→ **SHORT TASK**: Copy the items verbatim, from the line containing "100, 225, 112]" through the line containing "352, 180, 400]", including both of those lines.

→ **RECORDS**:
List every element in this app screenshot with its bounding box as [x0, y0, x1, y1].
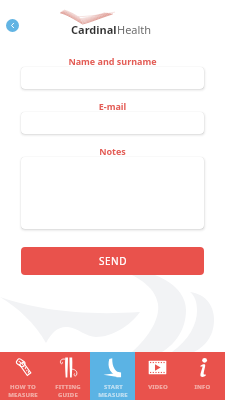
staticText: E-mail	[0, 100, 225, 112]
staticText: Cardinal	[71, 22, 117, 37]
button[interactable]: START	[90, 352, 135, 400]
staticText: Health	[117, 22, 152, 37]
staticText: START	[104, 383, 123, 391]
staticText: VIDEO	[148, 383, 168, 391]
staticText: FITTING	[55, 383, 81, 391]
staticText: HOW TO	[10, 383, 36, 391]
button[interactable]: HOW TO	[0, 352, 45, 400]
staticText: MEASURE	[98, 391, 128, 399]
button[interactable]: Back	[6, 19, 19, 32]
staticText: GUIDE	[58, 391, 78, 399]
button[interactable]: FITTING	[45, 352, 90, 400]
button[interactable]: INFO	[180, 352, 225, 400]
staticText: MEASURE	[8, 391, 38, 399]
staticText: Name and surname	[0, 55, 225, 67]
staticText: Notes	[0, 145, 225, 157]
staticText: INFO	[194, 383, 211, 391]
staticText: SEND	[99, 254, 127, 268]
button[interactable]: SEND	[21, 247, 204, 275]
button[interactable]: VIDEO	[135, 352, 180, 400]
* * *
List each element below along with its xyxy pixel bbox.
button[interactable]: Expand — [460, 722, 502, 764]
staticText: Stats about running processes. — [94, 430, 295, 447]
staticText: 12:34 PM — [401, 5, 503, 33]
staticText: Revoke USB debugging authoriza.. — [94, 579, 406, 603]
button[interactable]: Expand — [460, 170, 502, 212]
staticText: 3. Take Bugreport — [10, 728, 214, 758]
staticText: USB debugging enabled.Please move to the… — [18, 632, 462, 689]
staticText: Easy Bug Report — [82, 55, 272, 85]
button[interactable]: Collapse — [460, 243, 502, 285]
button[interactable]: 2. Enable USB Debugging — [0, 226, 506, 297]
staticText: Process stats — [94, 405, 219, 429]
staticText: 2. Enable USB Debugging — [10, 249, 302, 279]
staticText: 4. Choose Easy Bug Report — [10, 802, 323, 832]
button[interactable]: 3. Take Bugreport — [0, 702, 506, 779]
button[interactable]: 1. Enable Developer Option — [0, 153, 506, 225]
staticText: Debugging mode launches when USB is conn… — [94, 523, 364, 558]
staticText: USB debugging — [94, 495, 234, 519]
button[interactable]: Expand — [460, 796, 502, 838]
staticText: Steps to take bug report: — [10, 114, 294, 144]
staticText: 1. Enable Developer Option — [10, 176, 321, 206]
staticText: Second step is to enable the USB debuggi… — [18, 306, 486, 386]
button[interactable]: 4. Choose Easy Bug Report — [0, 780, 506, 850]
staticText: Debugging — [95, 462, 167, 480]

→ **FULL OUTPUT**:
staticText: E-mail	[0, 100, 225, 112]
staticText: Cardinal	[71, 22, 117, 37]
button[interactable]: START	[90, 352, 135, 400]
staticText: Health	[117, 22, 152, 37]
staticText: START	[104, 383, 123, 391]
staticText: VIDEO	[148, 383, 168, 391]
staticText: FITTING	[55, 383, 81, 391]
staticText: HOW TO	[10, 383, 36, 391]
button[interactable]: HOW TO	[0, 352, 45, 400]
staticText: MEASURE	[98, 391, 128, 399]
button[interactable]: Back	[6, 19, 19, 32]
staticText: GUIDE	[58, 391, 78, 399]
button[interactable]: FITTING	[45, 352, 90, 400]
button[interactable]: INFO	[180, 352, 225, 400]
staticText: MEASURE	[8, 391, 38, 399]
staticText: Name and surname	[0, 55, 225, 67]
staticText: Notes	[0, 145, 225, 157]
staticText: INFO	[194, 383, 211, 391]
staticText: SEND	[99, 254, 127, 268]
button[interactable]: SEND	[21, 247, 204, 275]
button[interactable]: VIDEO	[135, 352, 180, 400]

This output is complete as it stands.